> _WHAT THE TASK ASKS_: Each line that follows is to be retyped exactly.
## BEGIN EXERCISE MATERIALS
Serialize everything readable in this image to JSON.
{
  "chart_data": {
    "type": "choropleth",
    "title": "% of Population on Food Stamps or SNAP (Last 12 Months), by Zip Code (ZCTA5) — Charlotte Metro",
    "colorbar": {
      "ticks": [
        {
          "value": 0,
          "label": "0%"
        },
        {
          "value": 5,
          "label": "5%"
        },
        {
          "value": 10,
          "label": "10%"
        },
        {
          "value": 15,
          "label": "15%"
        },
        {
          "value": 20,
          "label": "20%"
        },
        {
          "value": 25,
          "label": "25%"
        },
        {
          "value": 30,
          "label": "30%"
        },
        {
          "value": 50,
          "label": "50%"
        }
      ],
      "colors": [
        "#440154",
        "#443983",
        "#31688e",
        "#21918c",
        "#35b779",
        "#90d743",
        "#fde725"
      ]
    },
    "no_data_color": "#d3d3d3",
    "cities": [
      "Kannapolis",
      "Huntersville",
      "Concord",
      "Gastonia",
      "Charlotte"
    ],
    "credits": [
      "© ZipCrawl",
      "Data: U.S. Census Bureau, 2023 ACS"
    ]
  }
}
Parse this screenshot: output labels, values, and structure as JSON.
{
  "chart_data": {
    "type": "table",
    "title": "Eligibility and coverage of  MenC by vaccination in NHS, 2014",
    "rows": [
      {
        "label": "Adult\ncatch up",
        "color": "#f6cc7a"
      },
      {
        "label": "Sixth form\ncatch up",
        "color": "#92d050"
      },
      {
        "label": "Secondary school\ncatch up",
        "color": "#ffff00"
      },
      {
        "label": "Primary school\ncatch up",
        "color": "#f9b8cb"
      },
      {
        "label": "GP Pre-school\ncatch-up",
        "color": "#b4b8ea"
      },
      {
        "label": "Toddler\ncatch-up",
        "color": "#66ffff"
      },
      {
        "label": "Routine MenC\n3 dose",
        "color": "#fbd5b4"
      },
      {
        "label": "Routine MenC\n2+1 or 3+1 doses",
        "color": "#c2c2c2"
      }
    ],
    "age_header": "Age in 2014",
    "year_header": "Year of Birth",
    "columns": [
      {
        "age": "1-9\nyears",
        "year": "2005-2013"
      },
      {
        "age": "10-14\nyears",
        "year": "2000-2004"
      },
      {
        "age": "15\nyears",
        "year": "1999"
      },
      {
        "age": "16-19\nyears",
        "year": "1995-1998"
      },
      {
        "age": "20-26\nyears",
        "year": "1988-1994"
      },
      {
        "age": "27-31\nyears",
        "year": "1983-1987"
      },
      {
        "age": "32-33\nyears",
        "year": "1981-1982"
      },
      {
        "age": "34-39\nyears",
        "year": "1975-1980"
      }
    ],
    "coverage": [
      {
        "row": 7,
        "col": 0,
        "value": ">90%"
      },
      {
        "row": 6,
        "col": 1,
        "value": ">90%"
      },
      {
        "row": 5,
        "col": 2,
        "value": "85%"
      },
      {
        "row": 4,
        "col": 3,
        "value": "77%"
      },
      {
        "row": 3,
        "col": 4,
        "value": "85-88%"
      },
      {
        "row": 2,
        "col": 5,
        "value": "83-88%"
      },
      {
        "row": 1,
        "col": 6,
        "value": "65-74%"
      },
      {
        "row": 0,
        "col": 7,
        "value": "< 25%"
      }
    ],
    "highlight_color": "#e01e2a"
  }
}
## END EXERCISE MATERIALS
> _REPLY TO THE TASK_:
Serialize everything readable in this image to JSON.
{
  "chart_data": {
    "type": "choropleth",
    "title": "% of Population on Food Stamps or SNAP (Last 12 Months), by Zip Code (ZCTA5) — Charlotte Metro",
    "colorbar": {
      "ticks": [
        {
          "value": 0,
          "label": "0%"
        },
        {
          "value": 5,
          "label": "5%"
        },
        {
          "value": 10,
          "label": "10%"
        },
        {
          "value": 15,
          "label": "15%"
        },
        {
          "value": 20,
          "label": "20%"
        },
        {
          "value": 25,
          "label": "25%"
        },
        {
          "value": 30,
          "label": "30%"
        },
        {
          "value": 50,
          "label": "50%"
        }
      ],
      "colors": [
        "#440154",
        "#443983",
        "#31688e",
        "#21918c",
        "#35b779",
        "#90d743",
        "#fde725"
      ]
    },
    "no_data_color": "#d3d3d3",
    "cities": [
      "Kannapolis",
      "Huntersville",
      "Concord",
      "Gastonia",
      "Charlotte"
    ],
    "credits": [
      "© ZipCrawl",
      "Data: U.S. Census Bureau, 2023 ACS"
    ]
  }
}
Parse this screenshot: output labels, values, and structure as JSON.
{
  "chart_data": {
    "type": "table",
    "title": "Eligibility and coverage of  MenC by vaccination in NHS, 2014",
    "rows": [
      {
        "label": "Adult\ncatch up",
        "color": "#f6cc7a"
      },
      {
        "label": "Sixth form\ncatch up",
        "color": "#92d050"
      },
      {
        "label": "Secondary school\ncatch up",
        "color": "#ffff00"
      },
      {
        "label": "Primary school\ncatch up",
        "color": "#f9b8cb"
      },
      {
        "label": "GP Pre-school\ncatch-up",
        "color": "#b4b8ea"
      },
      {
        "label": "Toddler\ncatch-up",
        "color": "#66ffff"
      },
      {
        "label": "Routine MenC\n3 dose",
        "color": "#fbd5b4"
      },
      {
        "label": "Routine MenC\n2+1 or 3+1 doses",
        "color": "#c2c2c2"
      }
    ],
    "age_header": "Age in 2014",
    "year_header": "Year of Birth",
    "columns": [
      {
        "age": "1-9\nyears",
        "year": "2005-2013"
      },
      {
        "age": "10-14\nyears",
        "year": "2000-2004"
      },
      {
        "age": "15\nyears",
        "year": "1999"
      },
      {
        "age": "16-19\nyears",
        "year": "1995-1998"
      },
      {
        "age": "20-26\nyears",
        "year": "1988-1994"
      },
      {
        "age": "27-31\nyears",
        "year": "1983-1987"
      },
      {
        "age": "32-33\nyears",
        "year": "1981-1982"
      },
      {
        "age": "34-39\nyears",
        "year": "1975-1980"
      }
    ],
    "coverage": [
      {
        "row": 7,
        "col": 0,
        "value": ">90%"
      },
      {
        "row": 6,
        "col": 1,
        "value": ">90%"
      },
      {
        "row": 5,
        "col": 2,
        "value": "85%"
      },
      {
        "row": 4,
        "col": 3,
        "value": "77%"
      },
      {
        "row": 3,
        "col": 4,
        "value": "85-88%"
      },
      {
        "row": 2,
        "col": 5,
        "value": "83-88%"
      },
      {
        "row": 1,
        "col": 6,
        "value": "65-74%"
      },
      {
        "row": 0,
        "col": 7,
        "value": "< 25%"
      }
    ],
    "highlight_color": "#e01e2a"
  }
}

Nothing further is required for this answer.